* **GOAL**
Exactly as written, retype the listing below, omitting the pictures.

Dataset listings of figures

....

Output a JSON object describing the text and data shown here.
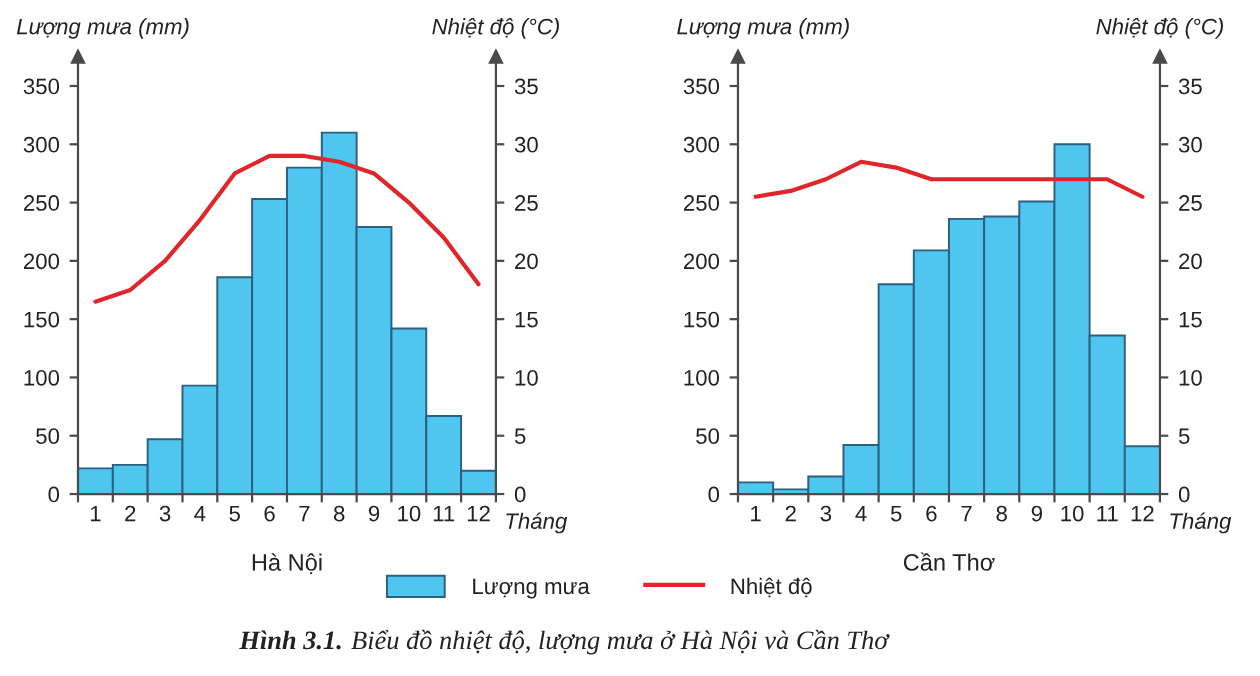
{
  "chart_data": [
    {
      "type": "bar",
      "title": "Hà Nội",
      "xlabel": "Tháng",
      "ylabel": "Lượng mưa (mm)",
      "y2label": "Nhiệt độ (°C)",
      "categories": [
        "1",
        "2",
        "3",
        "4",
        "5",
        "6",
        "7",
        "8",
        "9",
        "10",
        "11",
        "12"
      ],
      "series": [
        {
          "name": "Lượng mưa",
          "color": "#4fc6f0",
          "values": [
            22,
            25,
            47,
            93,
            186,
            253,
            280,
            310,
            229,
            142,
            67,
            20
          ]
        },
        {
          "name": "Nhiệt độ",
          "type": "line",
          "axis": "y2",
          "color": "#e0262b",
          "values": [
            16.5,
            17.5,
            20,
            23.5,
            27.5,
            29,
            29,
            28.5,
            27.5,
            25,
            22,
            18
          ]
        }
      ],
      "ylim": [
        0,
        375
      ],
      "yticks": [
        0,
        50,
        100,
        150,
        200,
        250,
        300,
        350
      ],
      "y2lim": [
        0,
        37.5
      ],
      "y2ticks": [
        0,
        5,
        10,
        15,
        20,
        25,
        30,
        35
      ],
      "legend": "bottom"
    },
    {
      "type": "bar",
      "title": "Cần Thơ",
      "xlabel": "Tháng",
      "ylabel": "Lượng mưa (mm)",
      "y2label": "Nhiệt độ (°C)",
      "categories": [
        "1",
        "2",
        "3",
        "4",
        "5",
        "6",
        "7",
        "8",
        "9",
        "10",
        "11",
        "12"
      ],
      "series": [
        {
          "name": "Lượng mưa",
          "color": "#4fc6f0",
          "values": [
            10,
            4,
            15,
            42,
            180,
            209,
            236,
            238,
            251,
            300,
            136,
            41
          ]
        },
        {
          "name": "Nhiệt độ",
          "type": "line",
          "axis": "y2",
          "color": "#e0262b",
          "values": [
            25.5,
            26,
            27,
            28.5,
            28,
            27,
            27,
            27,
            27,
            27,
            27,
            25.5
          ]
        }
      ],
      "ylim": [
        0,
        375
      ],
      "yticks": [
        0,
        50,
        100,
        150,
        200,
        250,
        300,
        350
      ],
      "y2lim": [
        0,
        37.5
      ],
      "y2ticks": [
        0,
        5,
        10,
        15,
        20,
        25,
        30,
        35
      ],
      "annotations": [
        "Hình 3.1.",
        "Biểu đồ nhiệt độ, lượng mưa ở Hà Nội và Cần Thơ"
      ]
    }
  ]
}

....

* **RESULT**
Output a JSON object describing the text and data shown here.
{
  "chart_data": [
    {
      "type": "bar",
      "title": "Hà Nội",
      "xlabel": "Tháng",
      "ylabel": "Lượng mưa (mm)",
      "y2label": "Nhiệt độ (°C)",
      "categories": [
        "1",
        "2",
        "3",
        "4",
        "5",
        "6",
        "7",
        "8",
        "9",
        "10",
        "11",
        "12"
      ],
      "series": [
        {
          "name": "Lượng mưa",
          "color": "#4fc6f0",
          "values": [
            22,
            25,
            47,
            93,
            186,
            253,
            280,
            310,
            229,
            142,
            67,
            20
          ]
        },
        {
          "name": "Nhiệt độ",
          "type": "line",
          "axis": "y2",
          "color": "#e0262b",
          "values": [
            16.5,
            17.5,
            20,
            23.5,
            27.5,
            29,
            29,
            28.5,
            27.5,
            25,
            22,
            18
          ]
        }
      ],
      "ylim": [
        0,
        375
      ],
      "yticks": [
        0,
        50,
        100,
        150,
        200,
        250,
        300,
        350
      ],
      "y2lim": [
        0,
        37.5
      ],
      "y2ticks": [
        0,
        5,
        10,
        15,
        20,
        25,
        30,
        35
      ],
      "legend": "bottom"
    },
    {
      "type": "bar",
      "title": "Cần Thơ",
      "xlabel": "Tháng",
      "ylabel": "Lượng mưa (mm)",
      "y2label": "Nhiệt độ (°C)",
      "categories": [
        "1",
        "2",
        "3",
        "4",
        "5",
        "6",
        "7",
        "8",
        "9",
        "10",
        "11",
        "12"
      ],
      "series": [
        {
          "name": "Lượng mưa",
          "color": "#4fc6f0",
          "values": [
            10,
            4,
            15,
            42,
            180,
            209,
            236,
            238,
            251,
            300,
            136,
            41
          ]
        },
        {
          "name": "Nhiệt độ",
          "type": "line",
          "axis": "y2",
          "color": "#e0262b",
          "values": [
            25.5,
            26,
            27,
            28.5,
            28,
            27,
            27,
            27,
            27,
            27,
            27,
            25.5
          ]
        }
      ],
      "ylim": [
        0,
        375
      ],
      "yticks": [
        0,
        50,
        100,
        150,
        200,
        250,
        300,
        350
      ],
      "y2lim": [
        0,
        37.5
      ],
      "y2ticks": [
        0,
        5,
        10,
        15,
        20,
        25,
        30,
        35
      ],
      "annotations": [
        "Hình 3.1.",
        "Biểu đồ nhiệt độ, lượng mưa ở Hà Nội và Cần Thơ"
      ]
    }
  ]
}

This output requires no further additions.